Output the material beneath this task exactly, images excluded.

• **Dataset records**
[start]
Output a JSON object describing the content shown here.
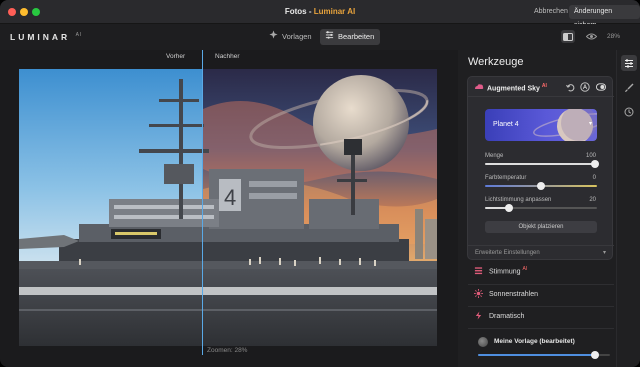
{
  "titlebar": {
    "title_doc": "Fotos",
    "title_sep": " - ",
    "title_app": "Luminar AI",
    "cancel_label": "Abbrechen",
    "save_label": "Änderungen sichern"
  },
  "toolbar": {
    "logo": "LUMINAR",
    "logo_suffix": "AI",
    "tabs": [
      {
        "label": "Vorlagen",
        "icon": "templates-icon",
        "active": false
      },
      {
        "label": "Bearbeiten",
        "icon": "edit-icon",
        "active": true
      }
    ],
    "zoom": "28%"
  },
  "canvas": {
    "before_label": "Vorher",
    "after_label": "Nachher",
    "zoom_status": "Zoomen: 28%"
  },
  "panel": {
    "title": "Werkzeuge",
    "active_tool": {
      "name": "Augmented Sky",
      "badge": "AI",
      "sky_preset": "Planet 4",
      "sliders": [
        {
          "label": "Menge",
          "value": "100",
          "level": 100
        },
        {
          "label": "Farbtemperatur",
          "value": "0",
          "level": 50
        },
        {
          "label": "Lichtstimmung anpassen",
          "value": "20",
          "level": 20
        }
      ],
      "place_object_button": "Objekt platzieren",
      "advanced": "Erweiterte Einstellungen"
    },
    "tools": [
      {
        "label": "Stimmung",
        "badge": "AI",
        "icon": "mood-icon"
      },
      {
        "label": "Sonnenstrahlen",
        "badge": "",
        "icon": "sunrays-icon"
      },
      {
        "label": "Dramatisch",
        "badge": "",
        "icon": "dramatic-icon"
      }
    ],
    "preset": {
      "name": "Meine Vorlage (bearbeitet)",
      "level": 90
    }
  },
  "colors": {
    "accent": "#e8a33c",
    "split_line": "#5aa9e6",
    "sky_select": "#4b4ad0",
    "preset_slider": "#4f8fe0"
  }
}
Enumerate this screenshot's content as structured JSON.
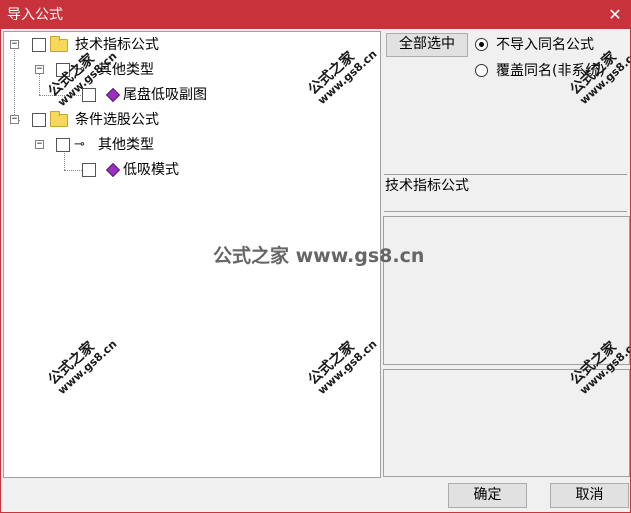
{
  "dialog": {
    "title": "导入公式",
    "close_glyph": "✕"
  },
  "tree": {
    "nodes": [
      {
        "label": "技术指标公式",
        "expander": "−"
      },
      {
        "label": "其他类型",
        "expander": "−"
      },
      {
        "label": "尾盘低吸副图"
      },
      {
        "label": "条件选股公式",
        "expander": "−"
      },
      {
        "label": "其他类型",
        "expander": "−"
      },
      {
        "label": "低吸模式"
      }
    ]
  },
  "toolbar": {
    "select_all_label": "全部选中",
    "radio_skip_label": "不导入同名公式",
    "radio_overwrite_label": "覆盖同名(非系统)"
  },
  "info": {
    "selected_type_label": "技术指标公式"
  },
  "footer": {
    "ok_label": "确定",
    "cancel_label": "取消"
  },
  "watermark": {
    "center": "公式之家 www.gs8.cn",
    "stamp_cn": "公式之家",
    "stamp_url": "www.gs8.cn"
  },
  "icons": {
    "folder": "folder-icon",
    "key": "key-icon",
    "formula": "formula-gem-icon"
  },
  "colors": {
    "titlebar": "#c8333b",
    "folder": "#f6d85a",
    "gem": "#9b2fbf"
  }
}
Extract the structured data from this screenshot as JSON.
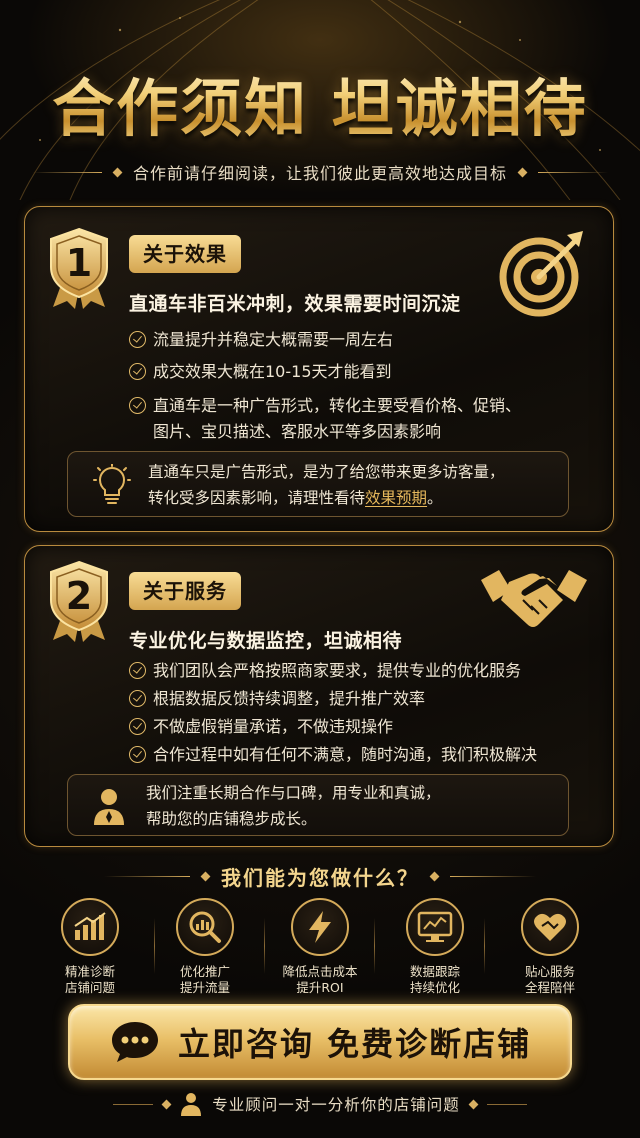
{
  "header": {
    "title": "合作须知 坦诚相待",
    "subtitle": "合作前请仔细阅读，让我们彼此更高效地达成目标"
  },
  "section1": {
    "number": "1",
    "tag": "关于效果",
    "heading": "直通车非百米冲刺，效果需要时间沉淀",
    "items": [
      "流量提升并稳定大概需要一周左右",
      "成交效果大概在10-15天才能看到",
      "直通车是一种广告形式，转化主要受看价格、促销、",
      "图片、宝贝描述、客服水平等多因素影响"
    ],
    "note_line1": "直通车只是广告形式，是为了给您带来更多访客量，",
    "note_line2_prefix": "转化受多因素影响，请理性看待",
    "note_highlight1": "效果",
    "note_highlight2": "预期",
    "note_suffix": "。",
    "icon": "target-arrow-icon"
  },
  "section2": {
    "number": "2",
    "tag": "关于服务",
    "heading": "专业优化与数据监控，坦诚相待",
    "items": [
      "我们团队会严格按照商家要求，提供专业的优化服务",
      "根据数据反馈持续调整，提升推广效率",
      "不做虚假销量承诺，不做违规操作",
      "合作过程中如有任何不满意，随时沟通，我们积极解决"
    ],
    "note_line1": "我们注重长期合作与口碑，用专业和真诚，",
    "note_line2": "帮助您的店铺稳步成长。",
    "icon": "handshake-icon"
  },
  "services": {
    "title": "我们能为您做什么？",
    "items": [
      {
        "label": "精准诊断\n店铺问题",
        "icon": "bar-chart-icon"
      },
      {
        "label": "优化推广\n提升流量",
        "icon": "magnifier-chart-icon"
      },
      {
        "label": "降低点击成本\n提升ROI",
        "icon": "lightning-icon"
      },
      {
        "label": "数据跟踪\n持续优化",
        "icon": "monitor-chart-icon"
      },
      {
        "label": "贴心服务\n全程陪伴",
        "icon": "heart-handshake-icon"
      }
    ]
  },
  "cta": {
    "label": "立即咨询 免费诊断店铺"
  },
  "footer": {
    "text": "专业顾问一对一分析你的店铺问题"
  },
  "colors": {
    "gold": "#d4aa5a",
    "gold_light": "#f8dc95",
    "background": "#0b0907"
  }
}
[end]
• **Problem solution**
Output a JSON object describing the content shown here.
{
  "titlebar": {
    "title_doc": "Fotos",
    "title_sep": " - ",
    "title_app": "Luminar AI",
    "cancel_label": "Abbrechen",
    "save_label": "Änderungen sichern"
  },
  "toolbar": {
    "logo": "LUMINAR",
    "logo_suffix": "AI",
    "tabs": [
      {
        "label": "Vorlagen",
        "icon": "templates-icon",
        "active": false
      },
      {
        "label": "Bearbeiten",
        "icon": "edit-icon",
        "active": true
      }
    ],
    "zoom": "28%"
  },
  "canvas": {
    "before_label": "Vorher",
    "after_label": "Nachher",
    "zoom_status": "Zoomen: 28%"
  },
  "panel": {
    "title": "Werkzeuge",
    "active_tool": {
      "name": "Augmented Sky",
      "badge": "AI",
      "sky_preset": "Planet 4",
      "sliders": [
        {
          "label": "Menge",
          "value": "100",
          "level": 100
        },
        {
          "label": "Farbtemperatur",
          "value": "0",
          "level": 50
        },
        {
          "label": "Lichtstimmung anpassen",
          "value": "20",
          "level": 20
        }
      ],
      "place_object_button": "Objekt platzieren",
      "advanced": "Erweiterte Einstellungen"
    },
    "tools": [
      {
        "label": "Stimmung",
        "badge": "AI",
        "icon": "mood-icon"
      },
      {
        "label": "Sonnenstrahlen",
        "badge": "",
        "icon": "sunrays-icon"
      },
      {
        "label": "Dramatisch",
        "badge": "",
        "icon": "dramatic-icon"
      }
    ],
    "preset": {
      "name": "Meine Vorlage (bearbeitet)",
      "level": 90
    }
  },
  "colors": {
    "accent": "#e8a33c",
    "split_line": "#5aa9e6",
    "sky_select": "#4b4ad0",
    "preset_slider": "#4f8fe0"
  }
}
Enumerate this screenshot's content as structured JSON.
{
  "dialog": {
    "title": "导入公式",
    "close_glyph": "✕"
  },
  "tree": {
    "nodes": [
      {
        "label": "技术指标公式",
        "expander": "−"
      },
      {
        "label": "其他类型",
        "expander": "−"
      },
      {
        "label": "尾盘低吸副图"
      },
      {
        "label": "条件选股公式",
        "expander": "−"
      },
      {
        "label": "其他类型",
        "expander": "−"
      },
      {
        "label": "低吸模式"
      }
    ]
  },
  "toolbar": {
    "select_all_label": "全部选中",
    "radio_skip_label": "不导入同名公式",
    "radio_overwrite_label": "覆盖同名(非系统)"
  },
  "info": {
    "selected_type_label": "技术指标公式"
  },
  "footer": {
    "ok_label": "确定",
    "cancel_label": "取消"
  },
  "watermark": {
    "center": "公式之家 www.gs8.cn",
    "stamp_cn": "公式之家",
    "stamp_url": "www.gs8.cn"
  },
  "icons": {
    "folder": "folder-icon",
    "key": "key-icon",
    "formula": "formula-gem-icon"
  },
  "colors": {
    "titlebar": "#c8333b",
    "folder": "#f6d85a",
    "gem": "#9b2fbf"
  }
}
Extract the structured data from this screenshot as JSON.
{
  "header": {
    "title": "合作须知 坦诚相待",
    "subtitle": "合作前请仔细阅读，让我们彼此更高效地达成目标"
  },
  "section1": {
    "number": "1",
    "tag": "关于效果",
    "heading": "直通车非百米冲刺，效果需要时间沉淀",
    "items": [
      "流量提升并稳定大概需要一周左右",
      "成交效果大概在10-15天才能看到",
      "直通车是一种广告形式，转化主要受看价格、促销、",
      "图片、宝贝描述、客服水平等多因素影响"
    ],
    "note_line1": "直通车只是广告形式，是为了给您带来更多访客量，",
    "note_line2_prefix": "转化受多因素影响，请理性看待",
    "note_highlight1": "效果",
    "note_highlight2": "预期",
    "note_suffix": "。",
    "icon": "target-arrow-icon"
  },
  "section2": {
    "number": "2",
    "tag": "关于服务",
    "heading": "专业优化与数据监控，坦诚相待",
    "items": [
      "我们团队会严格按照商家要求，提供专业的优化服务",
      "根据数据反馈持续调整，提升推广效率",
      "不做虚假销量承诺，不做违规操作",
      "合作过程中如有任何不满意，随时沟通，我们积极解决"
    ],
    "note_line1": "我们注重长期合作与口碑，用专业和真诚，",
    "note_line2": "帮助您的店铺稳步成长。",
    "icon": "handshake-icon"
  },
  "services": {
    "title": "我们能为您做什么？",
    "items": [
      {
        "label": "精准诊断\n店铺问题",
        "icon": "bar-chart-icon"
      },
      {
        "label": "优化推广\n提升流量",
        "icon": "magnifier-chart-icon"
      },
      {
        "label": "降低点击成本\n提升ROI",
        "icon": "lightning-icon"
      },
      {
        "label": "数据跟踪\n持续优化",
        "icon": "monitor-chart-icon"
      },
      {
        "label": "贴心服务\n全程陪伴",
        "icon": "heart-handshake-icon"
      }
    ]
  },
  "cta": {
    "label": "立即咨询 免费诊断店铺"
  },
  "footer": {
    "text": "专业顾问一对一分析你的店铺问题"
  },
  "colors": {
    "gold": "#d4aa5a",
    "gold_light": "#f8dc95",
    "background": "#0b0907"
  }
}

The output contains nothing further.